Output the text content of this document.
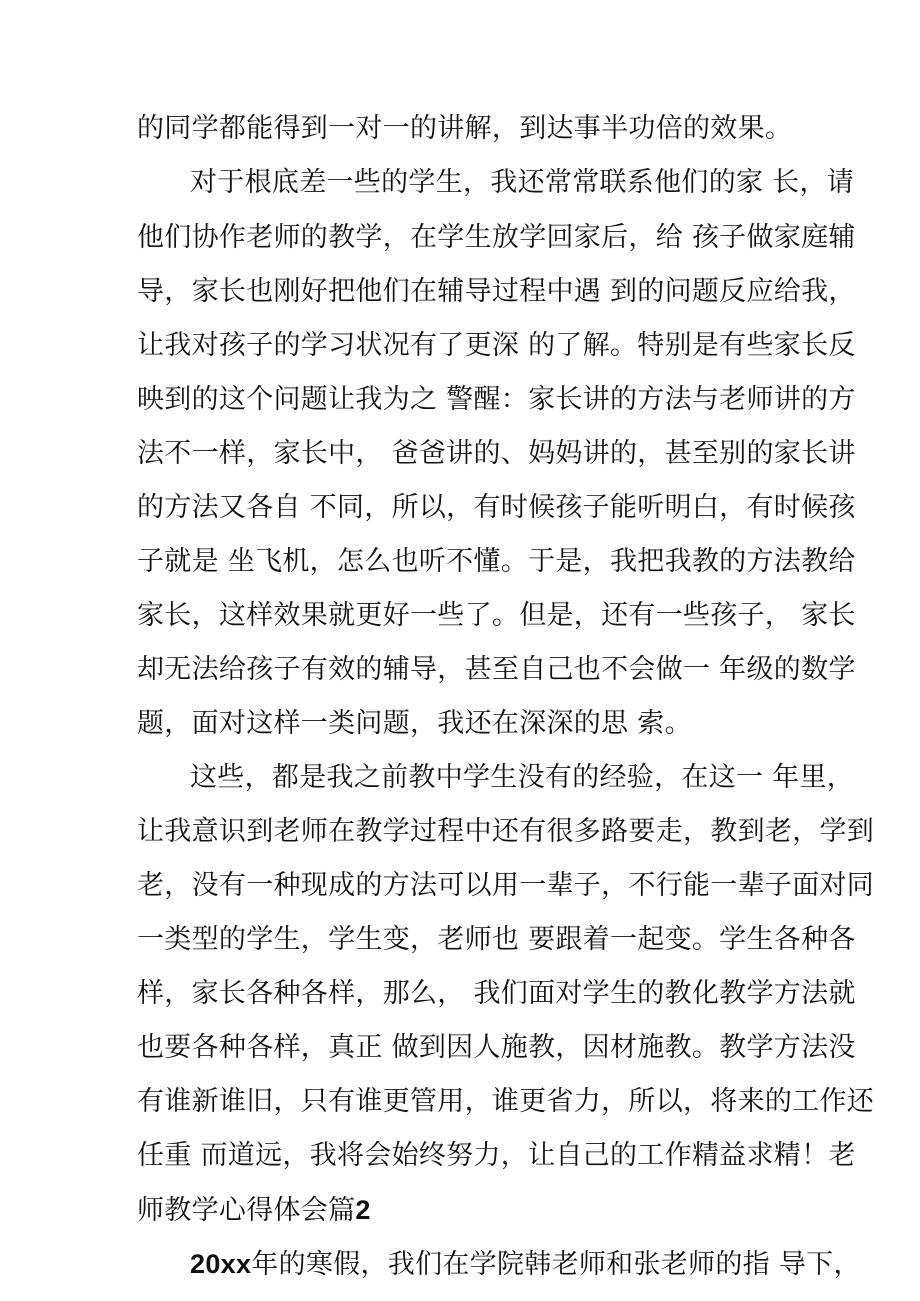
的同学都能得到一对一的讲解，到达事半功倍的效果。
对于根底差一些的学生，我还常常联系他们的家 长，请
他们协作老师的教学，在学生放学回家后，给 孩子做家庭辅
导，家长也刚好把他们在辅导过程中遇 到的问题反应给我，
让我对孩子的学习状况有了更深 的了解。特别是有些家长反
映到的这个问题让我为之 警醒：家长讲的方法与老师讲的方
法不一样，家长中， 爸爸讲的、妈妈讲的，甚至别的家长讲
的方法又各自 不同，所以，有时候孩子能听明白，有时候孩
子就是 坐飞机，怎么也听不懂。于是，我把我教的方法教给
家长，这样效果就更好一些了。但是，还有一些孩子， 家长
却无法给孩子有效的辅导，甚至自己也不会做一 年级的数学
题，面对这样一类问题，我还在深深的思 索。
这些，都是我之前教中学生没有的经验，在这一 年里，
让我意识到老师在教学过程中还有很多路要走，教到老，学到
老，没有一种现成的方法可以用一辈子，不行能一辈子面对同
一类型的学生，学生变，老师也 要跟着一起变。学生各种各
样，家长各种各样，那么， 我们面对学生的教化教学方法就
也要各种各样，真正 做到因人施教，因材施教。教学方法没
有谁新谁旧，只有谁更管用，谁更省力，所以，将来的工作还
任重 而道远，我将会始终努力，让自己的工作精益求精！老
师教学心得体会篇2
20xx年的寒假，我们在学院韩老师和张老师的指 导下，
-*-*-
WORK TO BE COMPLETED. Reproduce every line of the material precisely, omitting its pictures.

ANSWER.
Output the text content of this document.
的同学都能得到一对一的讲解，到达事半功倍的效果。
对于根底差一些的学生，我还常常联系他们的家 长，请
他们协作老师的教学，在学生放学回家后，给 孩子做家庭辅
导，家长也刚好把他们在辅导过程中遇 到的问题反应给我，
让我对孩子的学习状况有了更深 的了解。特别是有些家长反
映到的这个问题让我为之 警醒：家长讲的方法与老师讲的方
法不一样，家长中， 爸爸讲的、妈妈讲的，甚至别的家长讲
的方法又各自 不同，所以，有时候孩子能听明白，有时候孩
子就是 坐飞机，怎么也听不懂。于是，我把我教的方法教给
家长，这样效果就更好一些了。但是，还有一些孩子， 家长
却无法给孩子有效的辅导，甚至自己也不会做一 年级的数学
题，面对这样一类问题，我还在深深的思 索。
这些，都是我之前教中学生没有的经验，在这一 年里，
让我意识到老师在教学过程中还有很多路要走，教到老，学到
老，没有一种现成的方法可以用一辈子，不行能一辈子面对同
一类型的学生，学生变，老师也 要跟着一起变。学生各种各
样，家长各种各样，那么， 我们面对学生的教化教学方法就
也要各种各样，真正 做到因人施教，因材施教。教学方法没
有谁新谁旧，只有谁更管用，谁更省力，所以，将来的工作还
任重 而道远，我将会始终努力，让自己的工作精益求精！老
师教学心得体会篇2
20xx年的寒假，我们在学院韩老师和张老师的指 导下，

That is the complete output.